> **What is being asked**
Output the material below unchanged, apart from leaving out the pictures.

> **Dataset**
------------------------

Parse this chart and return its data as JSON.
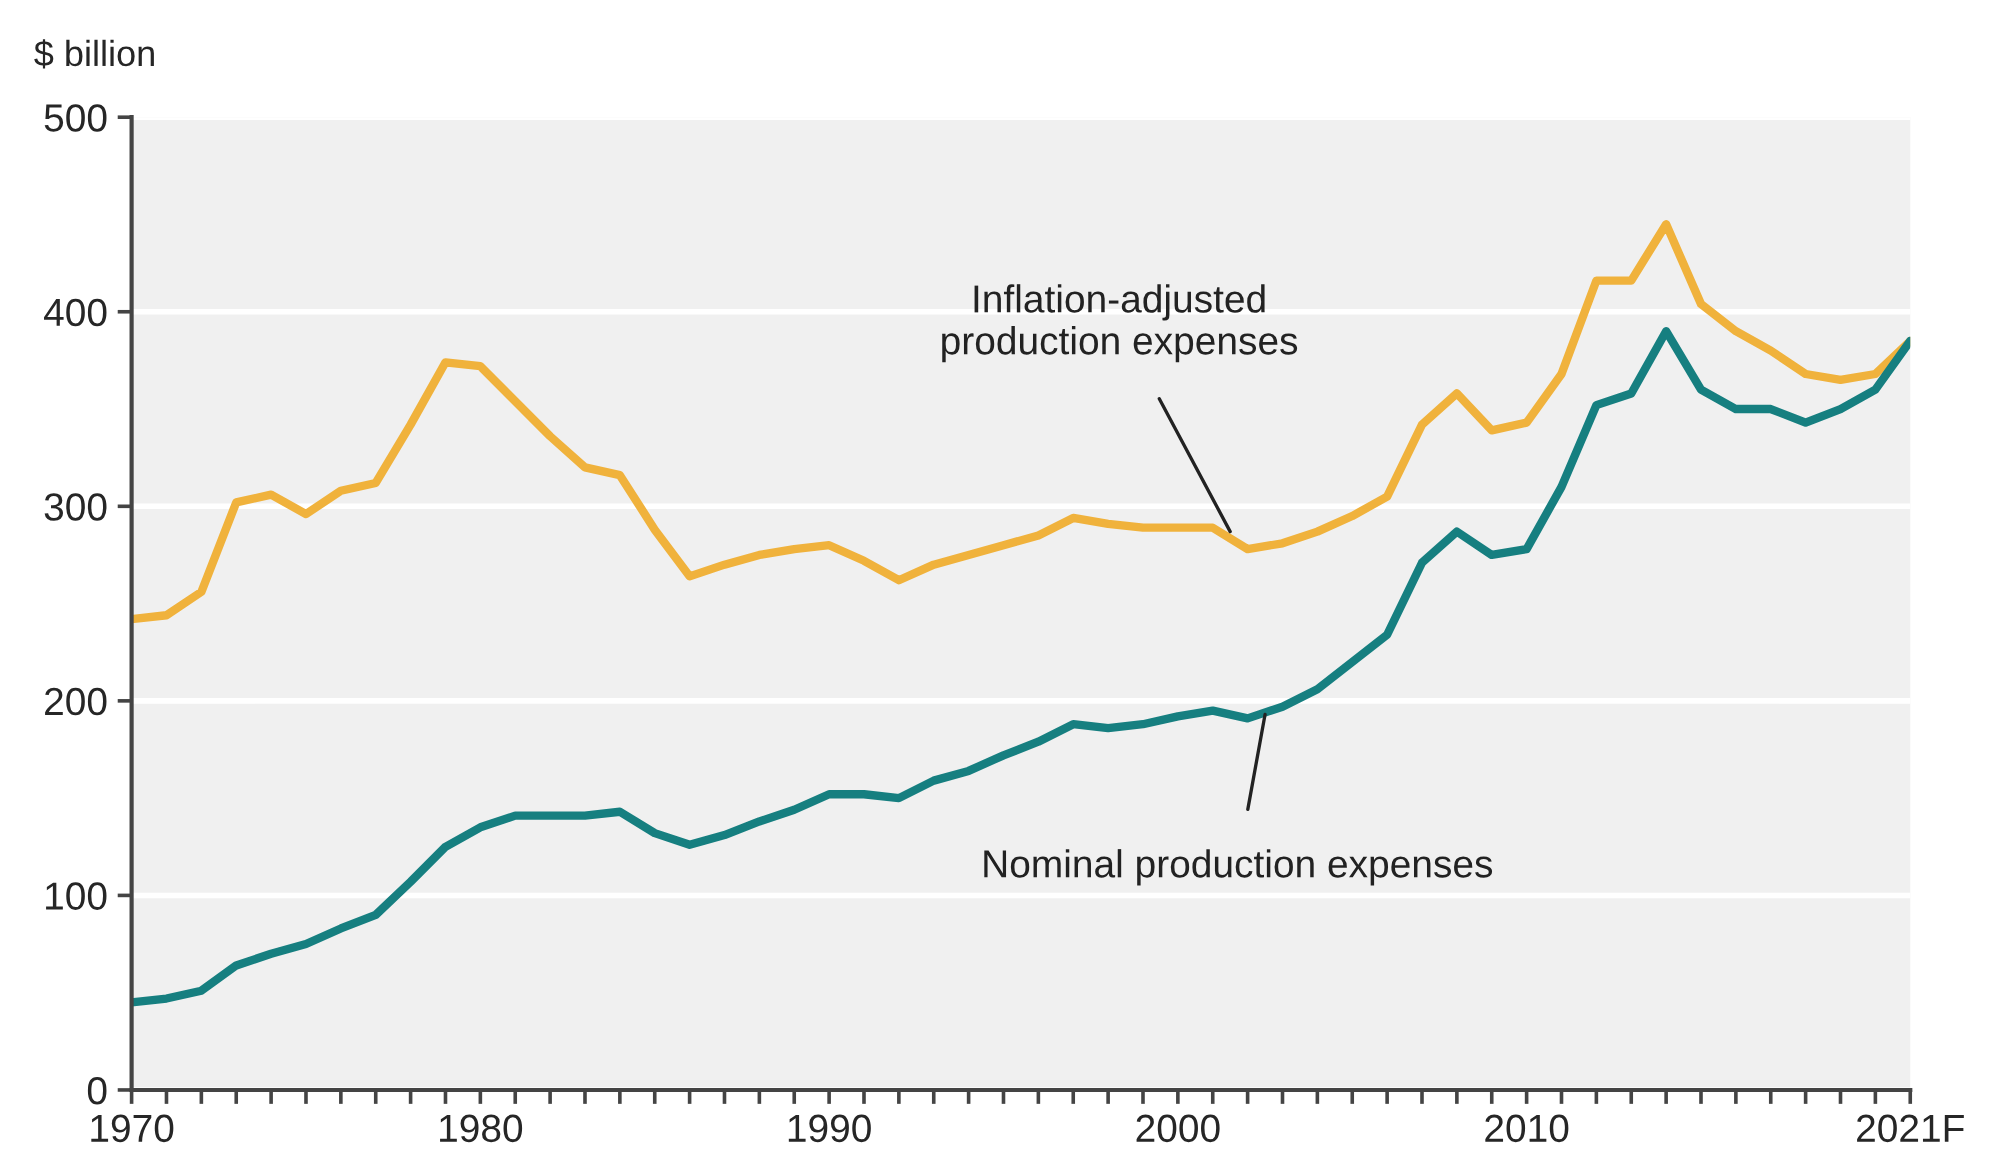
{
  "chart_data": {
    "type": "line",
    "ylabel": "$ billion",
    "x": [
      1970,
      1971,
      1972,
      1973,
      1974,
      1975,
      1976,
      1977,
      1978,
      1979,
      1980,
      1981,
      1982,
      1983,
      1984,
      1985,
      1986,
      1987,
      1988,
      1989,
      1990,
      1991,
      1992,
      1993,
      1994,
      1995,
      1996,
      1997,
      1998,
      1999,
      2000,
      2001,
      2002,
      2003,
      2004,
      2005,
      2006,
      2007,
      2008,
      2009,
      2010,
      2011,
      2012,
      2013,
      2014,
      2015,
      2016,
      2017,
      2018,
      2019,
      2020,
      2021
    ],
    "series": [
      {
        "color": "#f0b23c",
        "values": [
          242,
          244,
          256,
          302,
          306,
          296,
          308,
          312,
          342,
          374,
          372,
          354,
          336,
          320,
          316,
          288,
          264,
          270,
          275,
          278,
          280,
          272,
          262,
          270,
          275,
          280,
          285,
          294,
          291,
          289,
          289,
          289,
          278,
          281,
          287,
          295,
          305,
          342,
          358,
          339,
          343,
          368,
          416,
          416,
          445,
          404,
          390,
          380,
          368,
          365,
          368,
          385
        ]
      },
      {
        "color": "#167f80",
        "values": [
          45,
          47,
          51,
          64,
          70,
          75,
          83,
          90,
          107,
          125,
          135,
          141,
          141,
          141,
          143,
          132,
          126,
          131,
          138,
          144,
          152,
          152,
          150,
          159,
          164,
          172,
          179,
          188,
          186,
          188,
          192,
          195,
          191,
          197,
          206,
          220,
          234,
          271,
          287,
          275,
          278,
          310,
          352,
          358,
          390,
          360,
          350,
          350,
          343,
          350,
          360,
          385
        ]
      }
    ],
    "annotations": [
      {
        "text": "Inflation-adjusted\nproduction expenses",
        "x": 2001.5,
        "y": 287
      },
      {
        "text": "Nominal production expenses",
        "x": 2002.5,
        "y": 193
      }
    ],
    "xlim": [
      1970,
      2021
    ],
    "ylim": [
      0,
      500
    ],
    "xticks": [
      1970,
      {
        "value": 1971,
        "label": null
      },
      {
        "value": 1972,
        "label": null
      },
      {
        "value": 1973,
        "label": null
      },
      {
        "value": 1974,
        "label": null
      },
      {
        "value": 1975,
        "label": null
      },
      {
        "value": 1976,
        "label": null
      },
      {
        "value": 1977,
        "label": null
      },
      {
        "value": 1978,
        "label": null
      },
      {
        "value": 1979,
        "label": null
      },
      1980,
      {
        "value": 1981,
        "label": null
      },
      {
        "value": 1982,
        "label": null
      },
      {
        "value": 1983,
        "label": null
      },
      {
        "value": 1984,
        "label": null
      },
      {
        "value": 1985,
        "label": null
      },
      {
        "value": 1986,
        "label": null
      },
      {
        "value": 1987,
        "label": null
      },
      {
        "value": 1988,
        "label": null
      },
      {
        "value": 1989,
        "label": null
      },
      1990,
      {
        "value": 1991,
        "label": null
      },
      {
        "value": 1992,
        "label": null
      },
      {
        "value": 1993,
        "label": null
      },
      {
        "value": 1994,
        "label": null
      },
      {
        "value": 1995,
        "label": null
      },
      {
        "value": 1996,
        "label": null
      },
      {
        "value": 1997,
        "label": null
      },
      {
        "value": 1998,
        "label": null
      },
      {
        "value": 1999,
        "label": null
      },
      2000,
      {
        "value": 2001,
        "label": null
      },
      {
        "value": 2002,
        "label": null
      },
      {
        "value": 2003,
        "label": null
      },
      {
        "value": 2004,
        "label": null
      },
      {
        "value": 2005,
        "label": null
      },
      {
        "value": 2006,
        "label": null
      },
      {
        "value": 2007,
        "label": null
      },
      {
        "value": 2008,
        "label": null
      },
      {
        "value": 2009,
        "label": null
      },
      2010,
      {
        "value": 2011,
        "label": null
      },
      {
        "value": 2012,
        "label": null
      },
      {
        "value": 2013,
        "label": null
      },
      {
        "value": 2014,
        "label": null
      },
      {
        "value": 2015,
        "label": null
      },
      {
        "value": 2016,
        "label": null
      },
      {
        "value": 2017,
        "label": null
      },
      {
        "value": 2018,
        "label": null
      },
      {
        "value": 2019,
        "label": null
      },
      {
        "value": 2020,
        "label": null
      },
      {
        "value": 2021,
        "label": "2021F"
      }
    ],
    "yticks": [
      0,
      100,
      200,
      300,
      400,
      500
    ],
    "grid": "y",
    "legend": false,
    "marker": "none",
    "line_style": "solid"
  }
}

------------------------

> **Written answer**
Parse this chart and return its data as JSON.
{
  "chart_data": {
    "type": "line",
    "ylabel": "$ billion",
    "x": [
      1970,
      1971,
      1972,
      1973,
      1974,
      1975,
      1976,
      1977,
      1978,
      1979,
      1980,
      1981,
      1982,
      1983,
      1984,
      1985,
      1986,
      1987,
      1988,
      1989,
      1990,
      1991,
      1992,
      1993,
      1994,
      1995,
      1996,
      1997,
      1998,
      1999,
      2000,
      2001,
      2002,
      2003,
      2004,
      2005,
      2006,
      2007,
      2008,
      2009,
      2010,
      2011,
      2012,
      2013,
      2014,
      2015,
      2016,
      2017,
      2018,
      2019,
      2020,
      2021
    ],
    "series": [
      {
        "color": "#f0b23c",
        "values": [
          242,
          244,
          256,
          302,
          306,
          296,
          308,
          312,
          342,
          374,
          372,
          354,
          336,
          320,
          316,
          288,
          264,
          270,
          275,
          278,
          280,
          272,
          262,
          270,
          275,
          280,
          285,
          294,
          291,
          289,
          289,
          289,
          278,
          281,
          287,
          295,
          305,
          342,
          358,
          339,
          343,
          368,
          416,
          416,
          445,
          404,
          390,
          380,
          368,
          365,
          368,
          385
        ]
      },
      {
        "color": "#167f80",
        "values": [
          45,
          47,
          51,
          64,
          70,
          75,
          83,
          90,
          107,
          125,
          135,
          141,
          141,
          141,
          143,
          132,
          126,
          131,
          138,
          144,
          152,
          152,
          150,
          159,
          164,
          172,
          179,
          188,
          186,
          188,
          192,
          195,
          191,
          197,
          206,
          220,
          234,
          271,
          287,
          275,
          278,
          310,
          352,
          358,
          390,
          360,
          350,
          350,
          343,
          350,
          360,
          385
        ]
      }
    ],
    "annotations": [
      {
        "text": "Inflation-adjusted\nproduction expenses",
        "x": 2001.5,
        "y": 287
      },
      {
        "text": "Nominal production expenses",
        "x": 2002.5,
        "y": 193
      }
    ],
    "xlim": [
      1970,
      2021
    ],
    "ylim": [
      0,
      500
    ],
    "xticks": [
      1970,
      {
        "value": 1971,
        "label": null
      },
      {
        "value": 1972,
        "label": null
      },
      {
        "value": 1973,
        "label": null
      },
      {
        "value": 1974,
        "label": null
      },
      {
        "value": 1975,
        "label": null
      },
      {
        "value": 1976,
        "label": null
      },
      {
        "value": 1977,
        "label": null
      },
      {
        "value": 1978,
        "label": null
      },
      {
        "value": 1979,
        "label": null
      },
      1980,
      {
        "value": 1981,
        "label": null
      },
      {
        "value": 1982,
        "label": null
      },
      {
        "value": 1983,
        "label": null
      },
      {
        "value": 1984,
        "label": null
      },
      {
        "value": 1985,
        "label": null
      },
      {
        "value": 1986,
        "label": null
      },
      {
        "value": 1987,
        "label": null
      },
      {
        "value": 1988,
        "label": null
      },
      {
        "value": 1989,
        "label": null
      },
      1990,
      {
        "value": 1991,
        "label": null
      },
      {
        "value": 1992,
        "label": null
      },
      {
        "value": 1993,
        "label": null
      },
      {
        "value": 1994,
        "label": null
      },
      {
        "value": 1995,
        "label": null
      },
      {
        "value": 1996,
        "label": null
      },
      {
        "value": 1997,
        "label": null
      },
      {
        "value": 1998,
        "label": null
      },
      {
        "value": 1999,
        "label": null
      },
      2000,
      {
        "value": 2001,
        "label": null
      },
      {
        "value": 2002,
        "label": null
      },
      {
        "value": 2003,
        "label": null
      },
      {
        "value": 2004,
        "label": null
      },
      {
        "value": 2005,
        "label": null
      },
      {
        "value": 2006,
        "label": null
      },
      {
        "value": 2007,
        "label": null
      },
      {
        "value": 2008,
        "label": null
      },
      {
        "value": 2009,
        "label": null
      },
      2010,
      {
        "value": 2011,
        "label": null
      },
      {
        "value": 2012,
        "label": null
      },
      {
        "value": 2013,
        "label": null
      },
      {
        "value": 2014,
        "label": null
      },
      {
        "value": 2015,
        "label": null
      },
      {
        "value": 2016,
        "label": null
      },
      {
        "value": 2017,
        "label": null
      },
      {
        "value": 2018,
        "label": null
      },
      {
        "value": 2019,
        "label": null
      },
      {
        "value": 2020,
        "label": null
      },
      {
        "value": 2021,
        "label": "2021F"
      }
    ],
    "yticks": [
      0,
      100,
      200,
      300,
      400,
      500
    ],
    "grid": "y",
    "legend": false,
    "marker": "none",
    "line_style": "solid"
  }
}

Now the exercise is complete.